Reproduce the lines below verbatim, starting at the line that contains "chart-title: Anomaly crrltn, layer" and ending at the line that contains "series-line-best-est: [86, 106, 204, 216]", both included.

- - -

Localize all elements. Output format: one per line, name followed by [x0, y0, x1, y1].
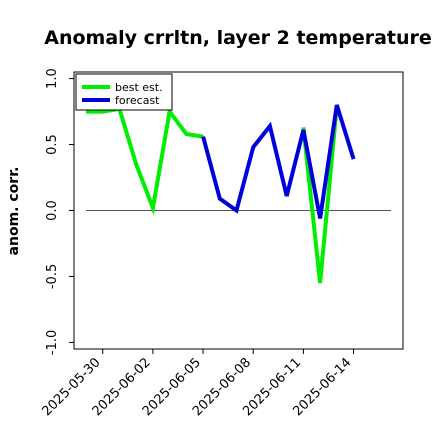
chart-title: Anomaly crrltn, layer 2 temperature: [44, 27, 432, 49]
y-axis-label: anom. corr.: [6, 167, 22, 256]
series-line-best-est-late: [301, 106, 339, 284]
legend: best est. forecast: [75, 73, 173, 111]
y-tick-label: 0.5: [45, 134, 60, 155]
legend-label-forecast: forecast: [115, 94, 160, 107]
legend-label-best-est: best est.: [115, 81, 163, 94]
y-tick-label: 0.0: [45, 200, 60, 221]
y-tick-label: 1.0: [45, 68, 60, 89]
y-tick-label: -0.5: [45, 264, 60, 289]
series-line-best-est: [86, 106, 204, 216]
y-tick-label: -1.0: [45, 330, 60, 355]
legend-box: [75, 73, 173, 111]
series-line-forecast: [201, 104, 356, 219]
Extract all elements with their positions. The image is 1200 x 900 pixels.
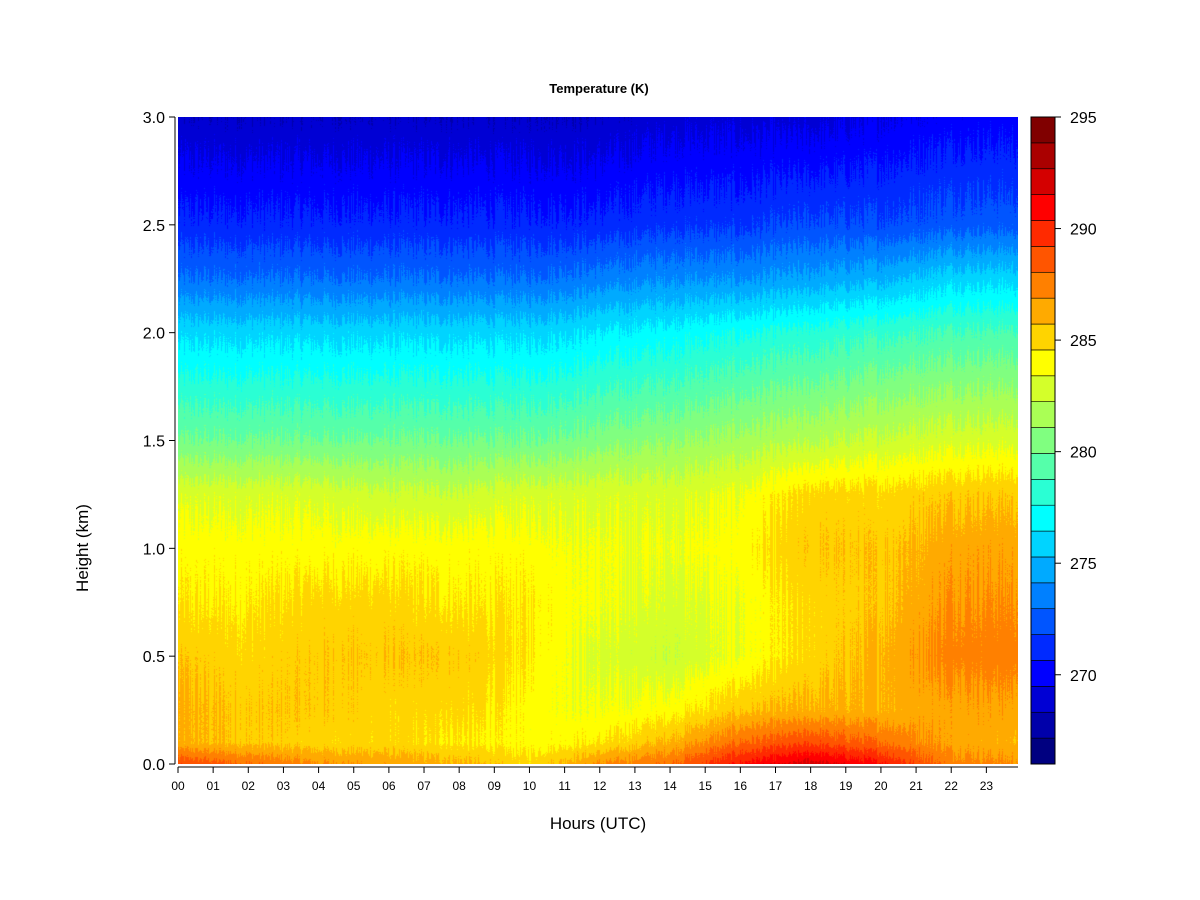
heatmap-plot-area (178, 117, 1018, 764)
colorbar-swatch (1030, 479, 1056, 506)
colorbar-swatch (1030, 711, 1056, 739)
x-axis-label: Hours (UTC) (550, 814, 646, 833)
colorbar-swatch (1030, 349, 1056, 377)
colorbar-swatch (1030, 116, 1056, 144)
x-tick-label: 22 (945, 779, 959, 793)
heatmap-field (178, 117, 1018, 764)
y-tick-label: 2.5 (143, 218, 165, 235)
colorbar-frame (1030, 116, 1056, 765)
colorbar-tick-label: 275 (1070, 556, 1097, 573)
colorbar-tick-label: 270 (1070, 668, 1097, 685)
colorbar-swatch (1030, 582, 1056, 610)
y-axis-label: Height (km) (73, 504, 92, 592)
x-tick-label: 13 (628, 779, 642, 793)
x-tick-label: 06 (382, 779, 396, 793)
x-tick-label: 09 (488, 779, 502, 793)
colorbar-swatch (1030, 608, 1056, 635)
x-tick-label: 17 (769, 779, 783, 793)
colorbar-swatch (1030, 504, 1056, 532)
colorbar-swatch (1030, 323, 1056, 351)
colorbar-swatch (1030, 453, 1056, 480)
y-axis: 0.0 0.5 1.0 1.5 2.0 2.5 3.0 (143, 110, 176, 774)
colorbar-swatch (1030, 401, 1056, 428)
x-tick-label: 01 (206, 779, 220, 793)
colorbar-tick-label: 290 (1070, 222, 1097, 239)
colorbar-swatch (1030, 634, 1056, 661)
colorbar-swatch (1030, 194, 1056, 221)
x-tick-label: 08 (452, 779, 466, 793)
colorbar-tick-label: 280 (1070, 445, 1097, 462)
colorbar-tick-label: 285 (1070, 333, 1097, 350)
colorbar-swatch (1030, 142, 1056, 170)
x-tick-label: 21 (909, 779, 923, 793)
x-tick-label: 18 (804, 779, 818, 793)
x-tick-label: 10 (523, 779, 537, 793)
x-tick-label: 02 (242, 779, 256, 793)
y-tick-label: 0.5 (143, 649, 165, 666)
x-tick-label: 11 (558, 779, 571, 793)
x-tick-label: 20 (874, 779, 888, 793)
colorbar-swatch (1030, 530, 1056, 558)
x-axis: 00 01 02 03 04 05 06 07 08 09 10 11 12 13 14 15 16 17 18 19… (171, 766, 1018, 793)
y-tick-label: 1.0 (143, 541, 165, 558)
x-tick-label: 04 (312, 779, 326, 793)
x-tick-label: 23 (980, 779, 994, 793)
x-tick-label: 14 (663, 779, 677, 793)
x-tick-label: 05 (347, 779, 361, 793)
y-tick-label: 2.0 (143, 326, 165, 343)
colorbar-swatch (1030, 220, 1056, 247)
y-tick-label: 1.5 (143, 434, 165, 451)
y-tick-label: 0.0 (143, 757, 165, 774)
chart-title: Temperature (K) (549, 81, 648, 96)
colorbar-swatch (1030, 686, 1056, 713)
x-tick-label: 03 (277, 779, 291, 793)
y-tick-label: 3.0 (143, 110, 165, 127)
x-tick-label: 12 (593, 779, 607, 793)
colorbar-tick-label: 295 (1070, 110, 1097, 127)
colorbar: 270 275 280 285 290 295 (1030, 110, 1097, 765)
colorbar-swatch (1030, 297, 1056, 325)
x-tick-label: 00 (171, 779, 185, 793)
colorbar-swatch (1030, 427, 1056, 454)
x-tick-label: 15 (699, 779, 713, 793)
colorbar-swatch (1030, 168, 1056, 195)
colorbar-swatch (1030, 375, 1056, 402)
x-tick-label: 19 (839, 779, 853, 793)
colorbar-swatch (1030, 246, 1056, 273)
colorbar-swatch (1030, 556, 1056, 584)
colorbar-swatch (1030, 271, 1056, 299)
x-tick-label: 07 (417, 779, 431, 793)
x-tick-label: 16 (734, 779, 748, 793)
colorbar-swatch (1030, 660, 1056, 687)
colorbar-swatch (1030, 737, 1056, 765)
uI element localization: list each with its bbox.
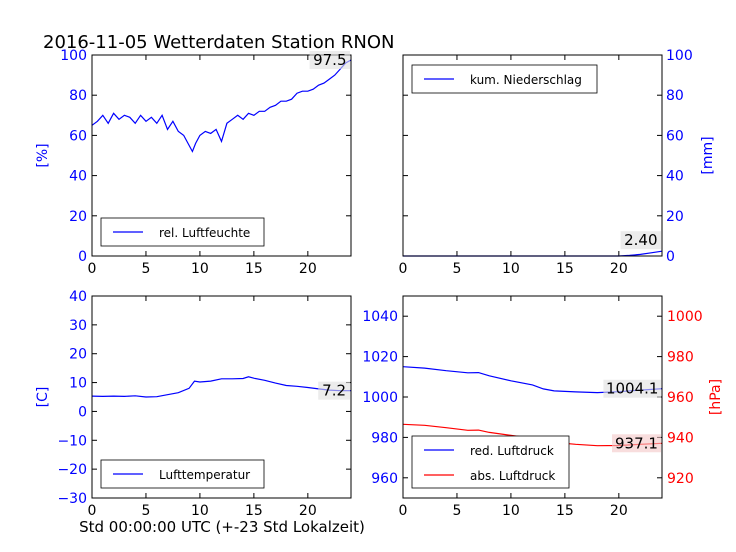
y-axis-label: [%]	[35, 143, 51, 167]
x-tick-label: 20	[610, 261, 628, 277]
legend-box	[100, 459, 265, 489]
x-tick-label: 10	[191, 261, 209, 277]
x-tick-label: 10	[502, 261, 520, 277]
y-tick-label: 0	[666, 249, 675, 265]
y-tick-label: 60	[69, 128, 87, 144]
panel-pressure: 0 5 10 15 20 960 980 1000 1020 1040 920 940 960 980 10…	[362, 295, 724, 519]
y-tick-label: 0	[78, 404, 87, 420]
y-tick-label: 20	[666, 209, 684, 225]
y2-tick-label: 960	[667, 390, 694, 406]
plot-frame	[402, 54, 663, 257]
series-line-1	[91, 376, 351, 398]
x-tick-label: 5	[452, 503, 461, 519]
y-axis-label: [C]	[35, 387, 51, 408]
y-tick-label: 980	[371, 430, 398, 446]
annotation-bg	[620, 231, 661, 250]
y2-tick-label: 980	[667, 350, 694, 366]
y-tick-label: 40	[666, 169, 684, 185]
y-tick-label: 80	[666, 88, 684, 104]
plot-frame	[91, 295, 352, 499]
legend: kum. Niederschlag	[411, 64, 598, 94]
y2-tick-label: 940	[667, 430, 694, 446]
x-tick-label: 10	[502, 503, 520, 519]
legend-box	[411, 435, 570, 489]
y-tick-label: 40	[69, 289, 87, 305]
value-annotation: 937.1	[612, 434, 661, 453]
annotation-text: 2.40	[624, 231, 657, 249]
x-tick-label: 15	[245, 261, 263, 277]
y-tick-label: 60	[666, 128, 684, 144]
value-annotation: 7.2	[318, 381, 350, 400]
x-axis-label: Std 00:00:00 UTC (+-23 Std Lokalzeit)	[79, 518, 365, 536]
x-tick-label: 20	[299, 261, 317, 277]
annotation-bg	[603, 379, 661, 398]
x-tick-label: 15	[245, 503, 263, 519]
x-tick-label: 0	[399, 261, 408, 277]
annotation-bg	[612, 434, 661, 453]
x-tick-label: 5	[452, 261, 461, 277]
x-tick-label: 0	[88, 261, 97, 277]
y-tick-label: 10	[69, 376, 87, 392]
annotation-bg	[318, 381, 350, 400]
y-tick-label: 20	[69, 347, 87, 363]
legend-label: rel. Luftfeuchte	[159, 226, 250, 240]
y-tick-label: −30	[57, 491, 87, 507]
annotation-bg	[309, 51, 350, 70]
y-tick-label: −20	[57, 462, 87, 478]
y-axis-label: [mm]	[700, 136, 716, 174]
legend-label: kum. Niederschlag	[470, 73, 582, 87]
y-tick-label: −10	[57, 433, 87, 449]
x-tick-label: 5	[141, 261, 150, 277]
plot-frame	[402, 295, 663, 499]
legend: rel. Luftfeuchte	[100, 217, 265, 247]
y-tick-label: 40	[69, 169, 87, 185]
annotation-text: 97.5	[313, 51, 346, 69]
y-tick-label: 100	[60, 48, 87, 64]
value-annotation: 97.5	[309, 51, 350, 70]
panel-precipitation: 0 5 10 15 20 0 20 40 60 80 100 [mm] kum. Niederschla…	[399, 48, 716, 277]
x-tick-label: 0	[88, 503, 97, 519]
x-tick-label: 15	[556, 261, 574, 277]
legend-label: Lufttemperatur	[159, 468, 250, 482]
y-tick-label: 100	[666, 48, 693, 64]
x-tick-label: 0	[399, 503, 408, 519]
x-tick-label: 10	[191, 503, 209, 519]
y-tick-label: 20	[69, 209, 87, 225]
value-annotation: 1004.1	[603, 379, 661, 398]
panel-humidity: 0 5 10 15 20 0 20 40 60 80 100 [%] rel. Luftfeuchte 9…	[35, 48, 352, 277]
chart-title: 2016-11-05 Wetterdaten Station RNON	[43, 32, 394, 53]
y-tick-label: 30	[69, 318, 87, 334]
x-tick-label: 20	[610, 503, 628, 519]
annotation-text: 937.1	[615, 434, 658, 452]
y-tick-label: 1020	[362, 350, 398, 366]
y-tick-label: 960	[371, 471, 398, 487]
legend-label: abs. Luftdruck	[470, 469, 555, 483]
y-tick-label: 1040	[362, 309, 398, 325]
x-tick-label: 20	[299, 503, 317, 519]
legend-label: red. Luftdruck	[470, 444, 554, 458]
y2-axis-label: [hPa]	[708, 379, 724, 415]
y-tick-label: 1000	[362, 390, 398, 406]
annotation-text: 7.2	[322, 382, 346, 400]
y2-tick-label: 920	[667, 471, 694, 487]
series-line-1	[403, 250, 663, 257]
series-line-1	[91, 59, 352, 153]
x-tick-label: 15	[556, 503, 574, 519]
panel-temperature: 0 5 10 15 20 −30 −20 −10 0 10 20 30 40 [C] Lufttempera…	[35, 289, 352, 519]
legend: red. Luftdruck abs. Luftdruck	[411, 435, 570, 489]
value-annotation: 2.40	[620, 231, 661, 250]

- - -

Task output:
chart-title: Anomaly crrltn, layer 2 temperature: [44, 27, 432, 49]
y-axis-label: anom. corr.: [6, 167, 22, 256]
series-line-best-est-late: [301, 106, 339, 284]
legend: best est. forecast: [75, 73, 173, 111]
y-tick-label: 0.5: [45, 134, 60, 155]
legend-label-forecast: forecast: [115, 94, 160, 107]
legend-label-best-est: best est.: [115, 81, 163, 94]
y-tick-label: 0.0: [45, 200, 60, 221]
y-tick-label: 1.0: [45, 68, 60, 89]
y-tick-label: -0.5: [45, 264, 60, 289]
series-line-best-est: [86, 106, 204, 216]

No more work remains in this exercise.